**Exercise objective:** Reproduce exactly the lines from the one containing "Serialize everything readable" through the end of the entries, including both. Drop the pictures.

^^^^^^^^

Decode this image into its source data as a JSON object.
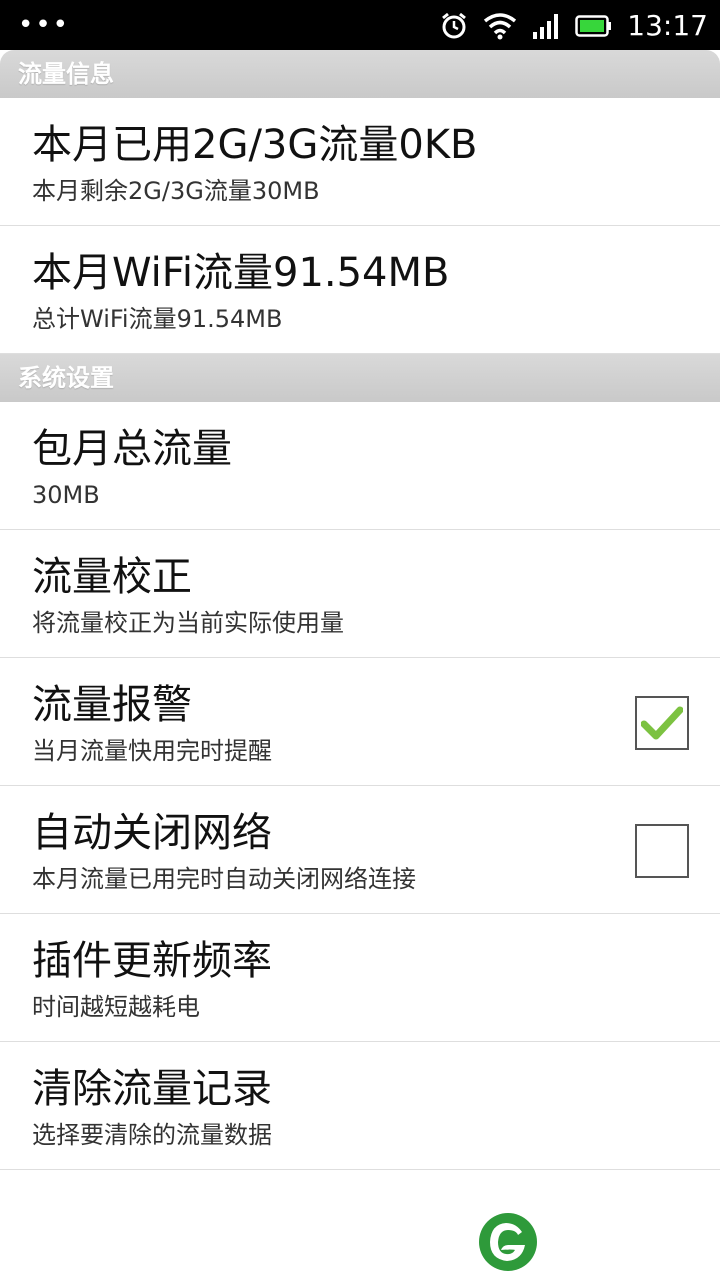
{
  "status_bar": {
    "time": "13:17",
    "icons": [
      "alarm-icon",
      "wifi-icon",
      "signal-icon",
      "battery-icon"
    ],
    "overflow": "•••"
  },
  "sections": [
    {
      "header": "流量信息",
      "items": [
        {
          "title": "本月已用2G/3G流量0KB",
          "subtitle": "本月剩余2G/3G流量30MB"
        },
        {
          "title": "本月WiFi流量91.54MB",
          "subtitle": "总计WiFi流量91.54MB"
        }
      ]
    },
    {
      "header": "系统设置",
      "items": [
        {
          "title": "包月总流量",
          "subtitle": "30MB"
        },
        {
          "title": "流量校正",
          "subtitle": "将流量校正为当前实际使用量"
        },
        {
          "title": "流量报警",
          "subtitle": "当月流量快用完时提醒",
          "checked": true
        },
        {
          "title": "自动关闭网络",
          "subtitle": "本月流量已用完时自动关闭网络连接",
          "checked": false
        },
        {
          "title": "插件更新频率",
          "subtitle": "时间越短越耗电"
        },
        {
          "title": "清除流量记录",
          "subtitle": "选择要清除的流量数据"
        }
      ]
    }
  ],
  "colors": {
    "accent": "#2e9a3a",
    "header_bg": "#d0d0d0",
    "check": "#7cc241"
  }
}
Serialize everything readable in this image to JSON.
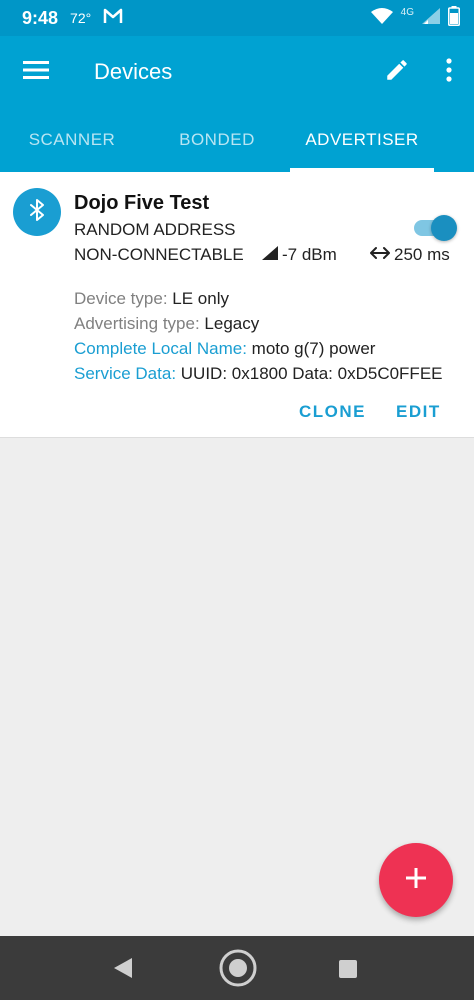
{
  "status_bar": {
    "time": "9:48",
    "temperature": "72°",
    "mail_icon": "gmail-icon",
    "network_label": "4G",
    "battery_text": "73"
  },
  "app_bar": {
    "title": "Devices",
    "menu_icon": "menu-icon",
    "edit_icon": "pencil-icon",
    "overflow_icon": "more-vert-icon"
  },
  "tabs": [
    {
      "label": "SCANNER",
      "active": false
    },
    {
      "label": "BONDED",
      "active": false
    },
    {
      "label": "ADVERTISER",
      "active": true
    }
  ],
  "advertiser": {
    "name": "Dojo Five Test",
    "address_type": "RANDOM ADDRESS",
    "connectable": "NON-CONNECTABLE",
    "tx_power": "-7 dBm",
    "interval": "250 ms",
    "enabled": true,
    "details": {
      "device_type_label": "Device type:",
      "device_type_value": "LE only",
      "adv_type_label": "Advertising type:",
      "adv_type_value": "Legacy",
      "local_name_label": "Complete Local Name:",
      "local_name_value": "moto g(7) power",
      "service_data_label": "Service Data:",
      "service_data_value": "UUID: 0x1800 Data: 0xD5C0FFEE"
    },
    "clone_label": "CLONE",
    "edit_label": "EDIT"
  },
  "fab": {
    "icon": "plus-icon"
  },
  "colors": {
    "primary": "#00a2d2",
    "status_bar": "#0096c7",
    "accent": "#1a9ed2",
    "fab": "#ee3253"
  }
}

^^^^^^^^

**Answer to this problem:**
Serialize everything readable in this image to JSON.
{
  "status_bar": {
    "time": "9:48",
    "temperature": "72°",
    "mail_icon": "gmail-icon",
    "network_label": "4G",
    "battery_text": "73"
  },
  "app_bar": {
    "title": "Devices",
    "menu_icon": "menu-icon",
    "edit_icon": "pencil-icon",
    "overflow_icon": "more-vert-icon"
  },
  "tabs": [
    {
      "label": "SCANNER",
      "active": false
    },
    {
      "label": "BONDED",
      "active": false
    },
    {
      "label": "ADVERTISER",
      "active": true
    }
  ],
  "advertiser": {
    "name": "Dojo Five Test",
    "address_type": "RANDOM ADDRESS",
    "connectable": "NON-CONNECTABLE",
    "tx_power": "-7 dBm",
    "interval": "250 ms",
    "enabled": true,
    "details": {
      "device_type_label": "Device type:",
      "device_type_value": "LE only",
      "adv_type_label": "Advertising type:",
      "adv_type_value": "Legacy",
      "local_name_label": "Complete Local Name:",
      "local_name_value": "moto g(7) power",
      "service_data_label": "Service Data:",
      "service_data_value": "UUID: 0x1800 Data: 0xD5C0FFEE"
    },
    "clone_label": "CLONE",
    "edit_label": "EDIT"
  },
  "fab": {
    "icon": "plus-icon"
  },
  "colors": {
    "primary": "#00a2d2",
    "status_bar": "#0096c7",
    "accent": "#1a9ed2",
    "fab": "#ee3253"
  }
}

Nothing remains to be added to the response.